Entries from a dataset

══════════

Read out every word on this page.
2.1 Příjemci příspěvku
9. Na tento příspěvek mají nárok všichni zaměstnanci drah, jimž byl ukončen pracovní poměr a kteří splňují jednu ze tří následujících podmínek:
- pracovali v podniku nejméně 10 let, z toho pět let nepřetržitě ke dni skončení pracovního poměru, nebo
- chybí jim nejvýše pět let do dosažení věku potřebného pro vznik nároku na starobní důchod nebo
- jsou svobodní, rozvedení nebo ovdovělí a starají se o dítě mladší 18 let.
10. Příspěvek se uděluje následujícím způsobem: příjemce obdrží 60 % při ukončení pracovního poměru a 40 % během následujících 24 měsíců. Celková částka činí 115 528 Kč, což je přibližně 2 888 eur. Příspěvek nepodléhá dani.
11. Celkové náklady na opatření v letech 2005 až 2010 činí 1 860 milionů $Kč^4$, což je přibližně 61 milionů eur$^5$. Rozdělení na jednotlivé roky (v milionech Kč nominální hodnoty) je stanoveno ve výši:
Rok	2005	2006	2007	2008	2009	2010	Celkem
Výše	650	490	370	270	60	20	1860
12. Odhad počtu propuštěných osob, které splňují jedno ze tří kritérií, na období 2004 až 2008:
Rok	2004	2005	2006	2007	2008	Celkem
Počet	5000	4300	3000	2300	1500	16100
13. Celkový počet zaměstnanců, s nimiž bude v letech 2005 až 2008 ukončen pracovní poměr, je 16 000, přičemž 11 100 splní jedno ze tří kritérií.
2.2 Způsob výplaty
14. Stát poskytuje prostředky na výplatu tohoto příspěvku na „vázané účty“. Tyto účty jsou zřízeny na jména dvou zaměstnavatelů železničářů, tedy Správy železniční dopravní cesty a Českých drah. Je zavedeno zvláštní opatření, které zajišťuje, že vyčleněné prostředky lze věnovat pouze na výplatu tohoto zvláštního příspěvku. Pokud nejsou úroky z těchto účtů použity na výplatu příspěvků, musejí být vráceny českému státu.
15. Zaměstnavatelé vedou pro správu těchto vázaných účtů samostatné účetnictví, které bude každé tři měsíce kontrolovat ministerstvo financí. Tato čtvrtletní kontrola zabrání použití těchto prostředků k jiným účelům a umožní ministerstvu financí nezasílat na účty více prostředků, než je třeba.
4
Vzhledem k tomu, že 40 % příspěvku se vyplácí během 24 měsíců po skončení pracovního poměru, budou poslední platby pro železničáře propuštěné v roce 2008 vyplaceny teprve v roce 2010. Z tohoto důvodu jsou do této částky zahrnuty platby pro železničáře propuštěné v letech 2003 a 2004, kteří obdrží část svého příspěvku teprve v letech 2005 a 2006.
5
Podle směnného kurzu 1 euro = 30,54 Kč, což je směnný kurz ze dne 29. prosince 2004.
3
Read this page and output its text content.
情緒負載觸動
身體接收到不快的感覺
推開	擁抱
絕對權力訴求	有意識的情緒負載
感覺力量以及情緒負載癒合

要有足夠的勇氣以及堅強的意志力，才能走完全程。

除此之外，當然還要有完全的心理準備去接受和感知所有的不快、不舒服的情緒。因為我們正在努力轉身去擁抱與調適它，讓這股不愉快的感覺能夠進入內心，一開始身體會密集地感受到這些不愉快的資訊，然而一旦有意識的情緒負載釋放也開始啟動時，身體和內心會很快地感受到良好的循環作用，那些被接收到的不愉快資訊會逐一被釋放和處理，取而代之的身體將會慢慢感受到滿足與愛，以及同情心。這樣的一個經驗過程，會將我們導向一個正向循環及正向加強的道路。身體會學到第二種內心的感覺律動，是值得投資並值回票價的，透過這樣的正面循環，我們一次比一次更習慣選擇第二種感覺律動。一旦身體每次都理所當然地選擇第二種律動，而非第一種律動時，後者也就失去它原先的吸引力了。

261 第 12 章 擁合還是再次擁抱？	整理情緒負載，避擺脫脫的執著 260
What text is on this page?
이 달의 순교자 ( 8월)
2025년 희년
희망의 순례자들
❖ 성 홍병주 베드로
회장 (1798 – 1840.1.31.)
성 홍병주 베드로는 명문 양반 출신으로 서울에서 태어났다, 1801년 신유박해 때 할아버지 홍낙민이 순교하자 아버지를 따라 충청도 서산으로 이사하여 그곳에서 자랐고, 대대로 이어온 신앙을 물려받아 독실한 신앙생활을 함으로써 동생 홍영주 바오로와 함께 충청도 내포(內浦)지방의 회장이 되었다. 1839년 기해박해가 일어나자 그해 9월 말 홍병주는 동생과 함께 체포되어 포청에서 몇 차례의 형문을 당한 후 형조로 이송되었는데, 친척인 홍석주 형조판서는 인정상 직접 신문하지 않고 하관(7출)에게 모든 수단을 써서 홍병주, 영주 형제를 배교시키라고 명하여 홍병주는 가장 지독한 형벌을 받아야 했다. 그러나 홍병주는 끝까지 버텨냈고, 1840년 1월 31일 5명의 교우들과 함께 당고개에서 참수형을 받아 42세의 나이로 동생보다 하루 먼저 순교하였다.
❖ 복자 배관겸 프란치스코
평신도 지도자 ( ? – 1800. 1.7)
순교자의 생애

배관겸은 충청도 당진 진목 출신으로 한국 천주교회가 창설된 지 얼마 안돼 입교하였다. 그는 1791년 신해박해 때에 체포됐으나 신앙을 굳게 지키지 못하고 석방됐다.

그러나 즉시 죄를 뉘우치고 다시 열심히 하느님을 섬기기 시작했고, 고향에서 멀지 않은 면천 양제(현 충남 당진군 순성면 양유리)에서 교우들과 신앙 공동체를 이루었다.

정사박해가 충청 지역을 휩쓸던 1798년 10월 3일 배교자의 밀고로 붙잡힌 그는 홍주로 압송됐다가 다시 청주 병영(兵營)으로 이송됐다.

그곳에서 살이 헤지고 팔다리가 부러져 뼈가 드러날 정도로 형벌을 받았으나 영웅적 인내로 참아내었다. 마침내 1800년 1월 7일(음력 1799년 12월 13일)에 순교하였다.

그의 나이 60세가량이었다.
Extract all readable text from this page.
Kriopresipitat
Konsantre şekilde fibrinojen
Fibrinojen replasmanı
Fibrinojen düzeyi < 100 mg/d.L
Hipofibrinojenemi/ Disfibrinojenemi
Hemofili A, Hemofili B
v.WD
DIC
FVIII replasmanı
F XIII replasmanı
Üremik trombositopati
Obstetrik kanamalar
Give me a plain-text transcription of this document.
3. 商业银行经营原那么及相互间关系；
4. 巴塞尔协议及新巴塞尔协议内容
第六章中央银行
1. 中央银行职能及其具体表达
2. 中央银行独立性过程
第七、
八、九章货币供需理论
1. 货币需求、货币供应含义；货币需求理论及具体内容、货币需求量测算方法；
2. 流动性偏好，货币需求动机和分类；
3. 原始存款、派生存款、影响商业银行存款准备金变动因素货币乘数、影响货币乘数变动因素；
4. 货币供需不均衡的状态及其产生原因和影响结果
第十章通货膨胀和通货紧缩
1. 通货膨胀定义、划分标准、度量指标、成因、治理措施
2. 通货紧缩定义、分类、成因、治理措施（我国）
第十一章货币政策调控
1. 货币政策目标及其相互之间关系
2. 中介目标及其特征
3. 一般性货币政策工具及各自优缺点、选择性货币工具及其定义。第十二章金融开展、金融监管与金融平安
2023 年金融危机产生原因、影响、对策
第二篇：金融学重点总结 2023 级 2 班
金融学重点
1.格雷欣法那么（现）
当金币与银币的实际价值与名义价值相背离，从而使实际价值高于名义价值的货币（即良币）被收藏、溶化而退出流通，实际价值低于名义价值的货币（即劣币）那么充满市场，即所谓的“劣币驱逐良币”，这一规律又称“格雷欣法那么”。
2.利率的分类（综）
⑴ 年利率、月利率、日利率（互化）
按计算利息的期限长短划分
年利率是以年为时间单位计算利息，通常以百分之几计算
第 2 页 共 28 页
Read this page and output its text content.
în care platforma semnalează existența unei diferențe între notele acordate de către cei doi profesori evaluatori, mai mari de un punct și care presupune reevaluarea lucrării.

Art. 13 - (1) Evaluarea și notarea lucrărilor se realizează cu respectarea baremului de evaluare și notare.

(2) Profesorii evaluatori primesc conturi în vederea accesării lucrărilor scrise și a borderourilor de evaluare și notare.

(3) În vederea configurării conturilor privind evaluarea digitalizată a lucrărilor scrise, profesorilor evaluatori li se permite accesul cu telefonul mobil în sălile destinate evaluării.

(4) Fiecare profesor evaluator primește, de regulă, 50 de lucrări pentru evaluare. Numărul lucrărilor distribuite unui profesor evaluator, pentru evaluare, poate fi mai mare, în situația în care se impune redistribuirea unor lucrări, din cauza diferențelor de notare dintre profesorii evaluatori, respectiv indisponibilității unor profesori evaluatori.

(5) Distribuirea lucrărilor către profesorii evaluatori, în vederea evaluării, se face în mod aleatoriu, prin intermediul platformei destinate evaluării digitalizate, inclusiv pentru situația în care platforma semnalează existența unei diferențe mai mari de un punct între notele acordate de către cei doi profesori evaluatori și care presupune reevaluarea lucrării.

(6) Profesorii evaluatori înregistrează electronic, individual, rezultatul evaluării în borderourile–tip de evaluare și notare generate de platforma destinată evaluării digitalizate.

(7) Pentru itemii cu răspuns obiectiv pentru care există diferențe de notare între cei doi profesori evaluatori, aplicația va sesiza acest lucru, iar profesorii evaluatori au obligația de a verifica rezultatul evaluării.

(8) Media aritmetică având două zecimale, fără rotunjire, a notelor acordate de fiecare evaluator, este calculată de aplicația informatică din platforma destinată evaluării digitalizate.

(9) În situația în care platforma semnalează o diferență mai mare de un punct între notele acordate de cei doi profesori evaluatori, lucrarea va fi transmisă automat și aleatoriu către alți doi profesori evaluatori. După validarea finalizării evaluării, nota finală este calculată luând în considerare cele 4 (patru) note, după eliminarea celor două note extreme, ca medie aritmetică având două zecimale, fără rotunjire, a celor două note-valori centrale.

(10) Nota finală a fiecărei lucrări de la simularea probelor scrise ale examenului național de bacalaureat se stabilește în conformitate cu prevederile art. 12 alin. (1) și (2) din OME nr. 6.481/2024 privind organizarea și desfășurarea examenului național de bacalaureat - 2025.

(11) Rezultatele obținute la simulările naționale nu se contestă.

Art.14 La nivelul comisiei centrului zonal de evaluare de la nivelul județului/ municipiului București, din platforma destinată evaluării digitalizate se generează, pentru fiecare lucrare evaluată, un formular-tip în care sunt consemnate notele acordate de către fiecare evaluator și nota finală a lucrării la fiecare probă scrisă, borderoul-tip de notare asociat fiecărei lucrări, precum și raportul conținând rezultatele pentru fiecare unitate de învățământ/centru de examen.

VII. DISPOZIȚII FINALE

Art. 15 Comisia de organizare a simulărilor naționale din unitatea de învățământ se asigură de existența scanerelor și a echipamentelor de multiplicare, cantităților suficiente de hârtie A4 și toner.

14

══════════

PROBLEM TO WORK ON: Locate each line with the word "între" and copy it.

ANSWER BELOW:
în care platforma semnalează existența unei diferențe între notele acordate de către cei doi profesori evaluatori, mai mari de un punct și care presupune reevaluarea lucrării.
(5) Distribuirea lucrărilor către profesorii evaluatori, în vederea evaluării, se face în mod aleatoriu, prin intermediul platformei destinate evaluării digitalizate, inclusiv pentru situația în care platforma semnalează existența unei diferențe mai mari de un punct între notele acordate de către cei doi profesori evaluatori și care presupune reevaluarea lucrării.
(7) Pentru itemii cu răspuns obiectiv pentru care există diferențe de notare între cei doi profesori evaluatori, aplicația va sesiza acest lucru, iar profesorii evaluatori au obligația de a verifica rezultatul evaluării.
(9) În situația în care platforma semnalează o diferență mai mare de un punct între notele acordate de cei doi profesori evaluatori, lucrarea va fi transmisă automat și aleatoriu către alți doi profesori evaluatori. După validarea finalizării evaluării, nota finală este calculată luând în considerare cele 4 (patru) note, după eliminarea celor două note extreme, ca medie aritmetică având două zecimale, fără rotunjire, a celor două note-valori centrale.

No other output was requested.